PROBLEM TO WORK ON
Each entry below must be repeated exactly, with pictures left out.

* START THE DATA *

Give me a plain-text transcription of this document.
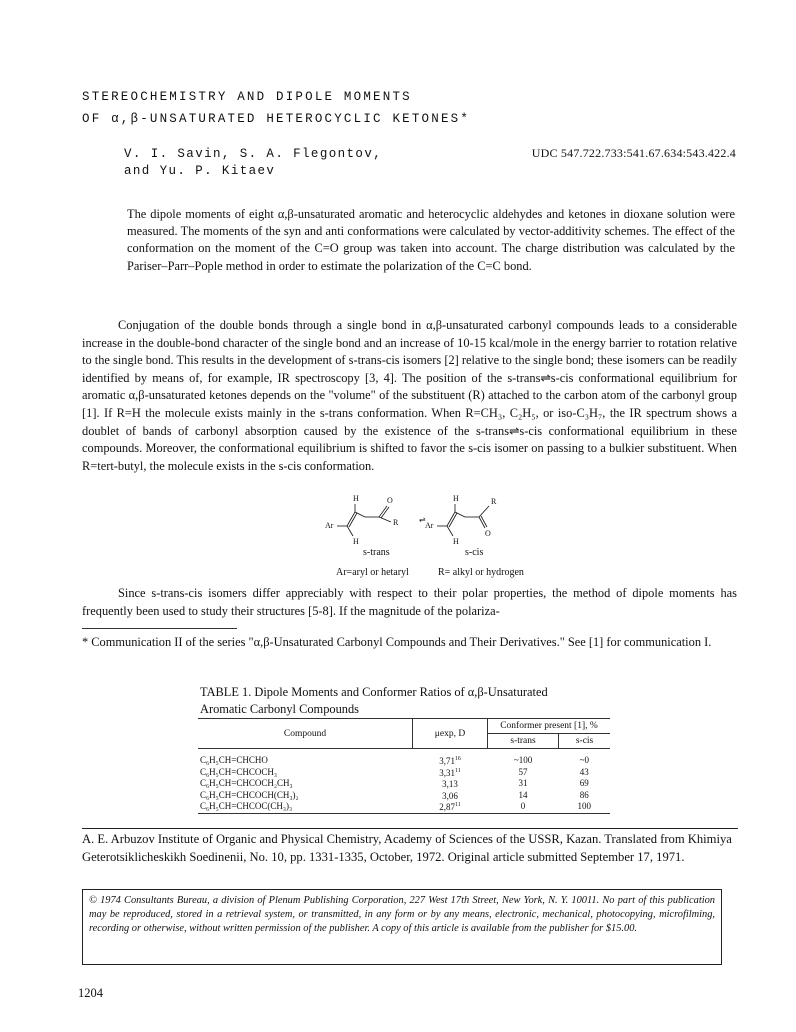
STEREOCHEMISTRY AND DIPOLE MOMENTS
OF α,β-UNSATURATED HETEROCYCLIC KETONES*
V. I. Savin, S. A. Flegontov,
and Yu. P. Kitaev
UDC 547.722.733:541.67.634:543.422.4
The dipole moments of eight α,β-unsaturated aromatic and heterocyclic aldehydes and ketones in dioxane solution were measured. The moments of the syn and anti conformations were calculated by vector-additivity schemes. The effect of the conformation on the moment of the C=O group was taken into account. The charge distribution was calculated by the Pariser–Parr–Pople method in order to estimate the polarization of the C=C bond.
Conjugation of the double bonds through a single bond in α,β-unsaturated carbonyl compounds leads to a considerable increase in the double-bond character of the single bond and an increase of 10-15 kcal/mole in the energy barrier to rotation relative to the single bond. This results in the development of s-trans-cis isomers [2] relative to the single bond; these isomers can be readily identified by means of, for example, IR spectroscopy [3, 4]. The position of the s-trans⇌s-cis conformational equilibrium for aromatic α,β-unsaturated ketones depends on the "volume" of the substituent (R) attached to the carbon atom of the carbonyl group [1]. If R=H the molecule exists mainly in the s-trans conformation. When R=CH₃, C₂H₅, or iso-C₃H₇, the IR spectrum shows a doublet of bands of carbonyl absorption caused by the existence of the s-trans⇌s-cis conformational equilibrium in these compounds. Moreover, the conformational equilibrium is shifted to favor the s-cis isomer on passing to a bulkier substituent. When R=tert-butyl, the molecule exists in the s-cis conformation.
H	O
R
Ar
H
⇌
H	R
O
Ar
H
s-trans	s-cis
Ar=aryl or hetaryl	R= alkyl or hydrogen
Since s-trans-cis isomers differ appreciably with respect to their polar properties, the method of dipole moments has frequently been used to study their structures [5-8]. If the magnitude of the polariza-
* Communication II of the series "α,β-Unsaturated Carbonyl Compounds and Their Derivatives." See [1] for communication I.
TABLE 1. Dipole Moments and Conformer Ratios of α,β-Unsaturated
Aromatic Carbonyl Compounds
Compound	μexp, D	Conformer present [1], %	
		s-trans	s-cis

C₆H₅CH=CHCHO	3,71$^{16}$	~100	~0
C₆H₅CH=CHCOCH₃	3,31$^{11}$	57	43
C₆H₅CH=CHCOCH₂CH₃	3,13	31	69
C₆H₅CH=CHCOCH(CH₃)₂	3,06	14	86
C₆H₅CH=CHCOC(CH₃)₃	2,87$^{11}$	0	100
A. E. Arbuzov Institute of Organic and Physical Chemistry, Academy of Sciences of the USSR, Kazan. Translated from Khimiya Geterotsiklicheskikh Soedinenii, No. 10, pp. 1331-1335, October, 1972. Original article submitted September 17, 1971.
© 1974 Consultants Bureau, a division of Plenum Publishing Corporation, 227 West 17th Street, New York, N. Y. 10011. No part of this publication may be reproduced, stored in a retrieval system, or transmitted, in any form or by any means, electronic, mechanical, photocopying, microfilming, recording or otherwise, without written permission of the publisher. A copy of this article is available from the publisher for $15.00.
1204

* END THE DATA *

OUTPUT OF THE TASK
Give me a plain-text transcription of this document.
STEREOCHEMISTRY AND DIPOLE MOMENTS
OF α,β-UNSATURATED HETEROCYCLIC KETONES*
V. I. Savin, S. A. Flegontov,
and Yu. P. Kitaev
UDC 547.722.733:541.67.634:543.422.4
The dipole moments of eight α,β-unsaturated aromatic and heterocyclic aldehydes and ketones in dioxane solution were measured. The moments of the syn and anti conformations were calculated by vector-additivity schemes. The effect of the conformation on the moment of the C=O group was taken into account. The charge distribution was calculated by the Pariser–Parr–Pople method in order to estimate the polarization of the C=C bond.
Conjugation of the double bonds through a single bond in α,β-unsaturated carbonyl compounds leads to a considerable increase in the double-bond character of the single bond and an increase of 10-15 kcal/mole in the energy barrier to rotation relative to the single bond. This results in the development of s-trans-cis isomers [2] relative to the single bond; these isomers can be readily identified by means of, for example, IR spectroscopy [3, 4]. The position of the s-trans⇌s-cis conformational equilibrium for aromatic α,β-unsaturated ketones depends on the "volume" of the substituent (R) attached to the carbon atom of the carbonyl group [1]. If R=H the molecule exists mainly in the s-trans conformation. When R=CH₃, C₂H₅, or iso-C₃H₇, the IR spectrum shows a doublet of bands of carbonyl absorption caused by the existence of the s-trans⇌s-cis conformational equilibrium in these compounds. Moreover, the conformational equilibrium is shifted to favor the s-cis isomer on passing to a bulkier substituent. When R=tert-butyl, the molecule exists in the s-cis conformation.
H	O
R
Ar
H
⇌
H	R
O
Ar
H
s-trans	s-cis
Ar=aryl or hetaryl	R= alkyl or hydrogen
Since s-trans-cis isomers differ appreciably with respect to their polar properties, the method of dipole moments has frequently been used to study their structures [5-8]. If the magnitude of the polariza-
* Communication II of the series "α,β-Unsaturated Carbonyl Compounds and Their Derivatives." See [1] for communication I.
TABLE 1. Dipole Moments and Conformer Ratios of α,β-Unsaturated
Aromatic Carbonyl Compounds
Compound	μexp, D	Conformer present [1], %	
		s-trans	s-cis

C₆H₅CH=CHCHO	3,71$^{16}$	~100	~0
C₆H₅CH=CHCOCH₃	3,31$^{11}$	57	43
C₆H₅CH=CHCOCH₂CH₃	3,13	31	69
C₆H₅CH=CHCOCH(CH₃)₂	3,06	14	86
C₆H₅CH=CHCOC(CH₃)₃	2,87$^{11}$	0	100
A. E. Arbuzov Institute of Organic and Physical Chemistry, Academy of Sciences of the USSR, Kazan. Translated from Khimiya Geterotsiklicheskikh Soedinenii, No. 10, pp. 1331-1335, October, 1972. Original article submitted September 17, 1971.
© 1974 Consultants Bureau, a division of Plenum Publishing Corporation, 227 West 17th Street, New York, N. Y. 10011. No part of this publication may be reproduced, stored in a retrieval system, or transmitted, in any form or by any means, electronic, mechanical, photocopying, microfilming, recording or otherwise, without written permission of the publisher. A copy of this article is available from the publisher for $15.00.
1204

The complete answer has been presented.